Segment Open

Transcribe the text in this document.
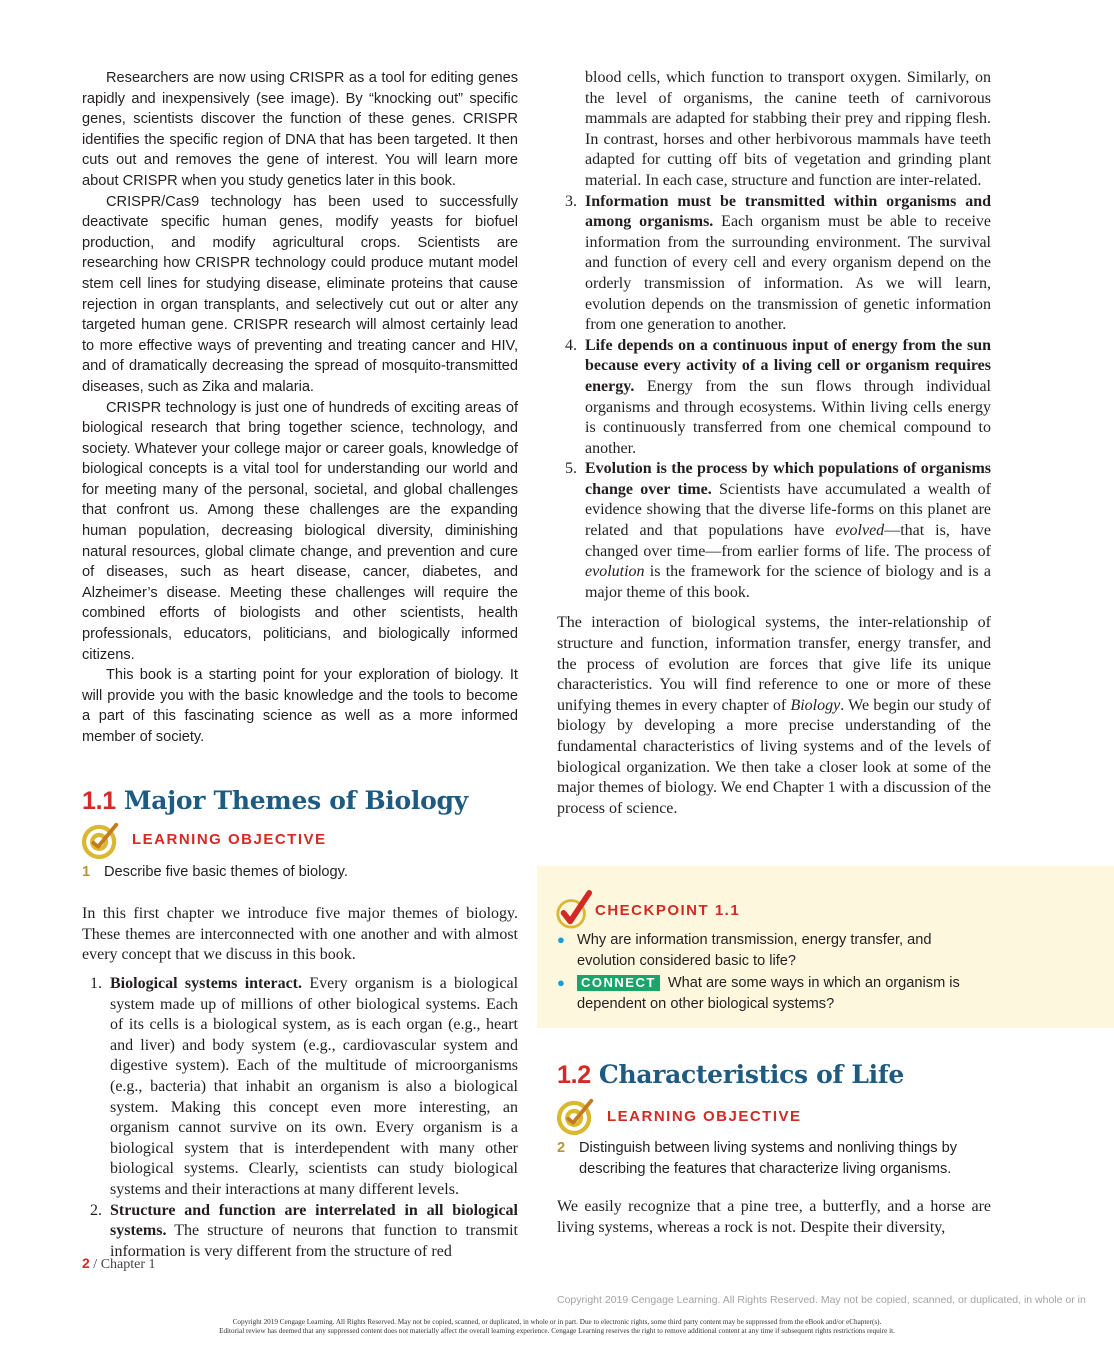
Researchers are now using CRISPR as a tool for editing genes rapidly and inexpensively (see image). By “knocking out” specific genes, scientists discover the function of these genes. CRISPR identifies the specific region of DNA that has been targeted. It then cuts out and removes the gene of interest. You will learn more about CRISPR when you study genetics later in this book.

CRISPR/Cas9 technology has been used to successfully deactivate specific human genes, modify yeasts for biofuel production, and modify agricultural crops. Scientists are researching how CRISPR technology could produce mutant model stem cell lines for studying disease, eliminate proteins that cause rejection in organ transplants, and selectively cut out or alter any targeted human gene. CRISPR research will almost certainly lead to more effective ways of preventing and treating cancer and HIV, and of dramatically decreasing the spread of mosquito-transmitted diseases, such as Zika and malaria.

CRISPR technology is just one of hundreds of exciting areas of biological research that bring together science, technology, and society. Whatever your college major or career goals, knowledge of biological concepts is a vital tool for understanding our world and for meeting many of the personal, societal, and global challenges that confront us. Among these challenges are the expanding human population, decreasing biological diversity, diminishing natural resources, global climate change, and prevention and cure of diseases, such as heart disease, cancer, diabetes, and Alzheimer’s disease. Meeting these challenges will require the combined efforts of biologists and other scientists, health professionals, educators, politicians, and biologically informed citizens.

This book is a starting point for your exploration of biology. It will provide you with the basic knowledge and the tools to become a part of this fascinating science as well as a more informed member of society.

1.1 Major Themes of Biology
LEARNING OBJECTIVE
1 Describe five basic themes of biology.

In this first chapter we introduce five major themes of biology. These themes are interconnected with one another and with almost every concept that we discuss in this book.

1. Biological systems interact. Every organism is a biological system made up of millions of other biological systems. Each of its cells is a biological system, as is each organ (e.g., heart and liver) and body system (e.g., cardiovascular system and digestive system). Each of the multitude of microorganisms (e.g., bacteria) that inhabit an organism is also a biological system. Making this concept even more interesting, an organism cannot survive on its own. Every organism is a biological system that is interdependent with many other biological systems. Clearly, scientists can study biological systems and their interactions at many different levels.
2. Structure and function are interrelated in all biological systems. The structure of neurons that function to transmit information is very different from the structure of red
blood cells, which function to transport oxygen. Similarly, on the level of organisms, the canine teeth of carnivorous mammals are adapted for stabbing their prey and ripping flesh. In contrast, horses and other herbivorous mammals have teeth adapted for cutting off bits of vegetation and grinding plant material. In each case, structure and function are inter-related.
3. Information must be transmitted within organisms and among organisms. Each organism must be able to receive information from the surrounding environment. The survival and function of every cell and every organism depend on the orderly transmission of information. As we will learn, evolution depends on the transmission of genetic information from one generation to another.
4. Life depends on a continuous input of energy from the sun because every activity of a living cell or organism requires energy. Energy from the sun flows through individual organisms and through ecosystems. Within living cells energy is continuously transferred from one chemical compound to another.
5. Evolution is the process by which populations of organisms change over time. Scientists have accumulated a wealth of evidence showing that the diverse life-forms on this planet are related and that populations have evolved—that is, have changed over time—from earlier forms of life. The process of evolution is the framework for the science of biology and is a major theme of this book.

The interaction of biological systems, the inter-relationship of structure and function, information transfer, energy transfer, and the process of evolution are forces that give life its unique characteristics. You will find reference to one or more of these unifying themes in every chapter of Biology. We begin our study of biology by developing a more precise understanding of the fundamental characteristics of living systems and of the levels of biological organization. We then take a closer look at some of the major themes of biology. We end Chapter 1 with a discussion of the process of science.

CHECKPOINT 1.1
● Why are information transmission, energy transfer, and evolution considered basic to life?
●	CONNECT What are some ways in which an organism is dependent on other biological systems?
1.2 Characteristics of Life
LEARNING OBJECTIVE
2 Distinguish between living systems and nonliving things by describing the features that characterize living organisms.

We easily recognize that a pine tree, a butterfly, and a horse are living systems, whereas a rock is not. Despite their diversity,

2 / Chapter 1
Copyright 2019 Cengage Learning. All Rights Reserved. May not be copied, scanned, or duplicated, in whole or in
Copyright 2019 Cengage Learning. All Rights Reserved. May not be copied, scanned, or duplicated, in whole or in part. Due to electronic rights, some third party content may be suppressed from the eBook and/or eChapter(s).
Editorial review has deemed that any suppressed content does not materially affect the overall learning experience. Cengage Learning reserves the right to remove additional content at any time if subsequent rights restrictions require it.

Segment Closed

**TASK REQUIREMENTS**
Set down the records again verbatim, with no pictures.

**ANSWER**
Transcribe the text in this document.
Researchers are now using CRISPR as a tool for editing genes rapidly and inexpensively (see image). By “knocking out” specific genes, scientists discover the function of these genes. CRISPR identifies the specific region of DNA that has been targeted. It then cuts out and removes the gene of interest. You will learn more about CRISPR when you study genetics later in this book.

CRISPR/Cas9 technology has been used to successfully deactivate specific human genes, modify yeasts for biofuel production, and modify agricultural crops. Scientists are researching how CRISPR technology could produce mutant model stem cell lines for studying disease, eliminate proteins that cause rejection in organ transplants, and selectively cut out or alter any targeted human gene. CRISPR research will almost certainly lead to more effective ways of preventing and treating cancer and HIV, and of dramatically decreasing the spread of mosquito-transmitted diseases, such as Zika and malaria.

CRISPR technology is just one of hundreds of exciting areas of biological research that bring together science, technology, and society. Whatever your college major or career goals, knowledge of biological concepts is a vital tool for understanding our world and for meeting many of the personal, societal, and global challenges that confront us. Among these challenges are the expanding human population, decreasing biological diversity, diminishing natural resources, global climate change, and prevention and cure of diseases, such as heart disease, cancer, diabetes, and Alzheimer’s disease. Meeting these challenges will require the combined efforts of biologists and other scientists, health professionals, educators, politicians, and biologically informed citizens.

This book is a starting point for your exploration of biology. It will provide you with the basic knowledge and the tools to become a part of this fascinating science as well as a more informed member of society.

1.1 Major Themes of Biology
LEARNING OBJECTIVE
1 Describe five basic themes of biology.

In this first chapter we introduce five major themes of biology. These themes are interconnected with one another and with almost every concept that we discuss in this book.

1. Biological systems interact. Every organism is a biological system made up of millions of other biological systems. Each of its cells is a biological system, as is each organ (e.g., heart and liver) and body system (e.g., cardiovascular system and digestive system). Each of the multitude of microorganisms (e.g., bacteria) that inhabit an organism is also a biological system. Making this concept even more interesting, an organism cannot survive on its own. Every organism is a biological system that is interdependent with many other biological systems. Clearly, scientists can study biological systems and their interactions at many different levels.
2. Structure and function are interrelated in all biological systems. The structure of neurons that function to transmit information is very different from the structure of red
blood cells, which function to transport oxygen. Similarly, on the level of organisms, the canine teeth of carnivorous mammals are adapted for stabbing their prey and ripping flesh. In contrast, horses and other herbivorous mammals have teeth adapted for cutting off bits of vegetation and grinding plant material. In each case, structure and function are inter-related.
3. Information must be transmitted within organisms and among organisms. Each organism must be able to receive information from the surrounding environment. The survival and function of every cell and every organism depend on the orderly transmission of information. As we will learn, evolution depends on the transmission of genetic information from one generation to another.
4. Life depends on a continuous input of energy from the sun because every activity of a living cell or organism requires energy. Energy from the sun flows through individual organisms and through ecosystems. Within living cells energy is continuously transferred from one chemical compound to another.
5. Evolution is the process by which populations of organisms change over time. Scientists have accumulated a wealth of evidence showing that the diverse life-forms on this planet are related and that populations have evolved—that is, have changed over time—from earlier forms of life. The process of evolution is the framework for the science of biology and is a major theme of this book.

The interaction of biological systems, the inter-relationship of structure and function, information transfer, energy transfer, and the process of evolution are forces that give life its unique characteristics. You will find reference to one or more of these unifying themes in every chapter of Biology. We begin our study of biology by developing a more precise understanding of the fundamental characteristics of living systems and of the levels of biological organization. We then take a closer look at some of the major themes of biology. We end Chapter 1 with a discussion of the process of science.

CHECKPOINT 1.1
● Why are information transmission, energy transfer, and evolution considered basic to life?
●	CONNECT What are some ways in which an organism is dependent on other biological systems?
1.2 Characteristics of Life
LEARNING OBJECTIVE
2 Distinguish between living systems and nonliving things by describing the features that characterize living organisms.

We easily recognize that a pine tree, a butterfly, and a horse are living systems, whereas a rock is not. Despite their diversity,

2 / Chapter 1
Copyright 2019 Cengage Learning. All Rights Reserved. May not be copied, scanned, or duplicated, in whole or in
Copyright 2019 Cengage Learning. All Rights Reserved. May not be copied, scanned, or duplicated, in whole or in part. Due to electronic rights, some third party content may be suppressed from the eBook and/or eChapter(s).
Editorial review has deemed that any suppressed content does not materially affect the overall learning experience. Cengage Learning reserves the right to remove additional content at any time if subsequent rights restrictions require it.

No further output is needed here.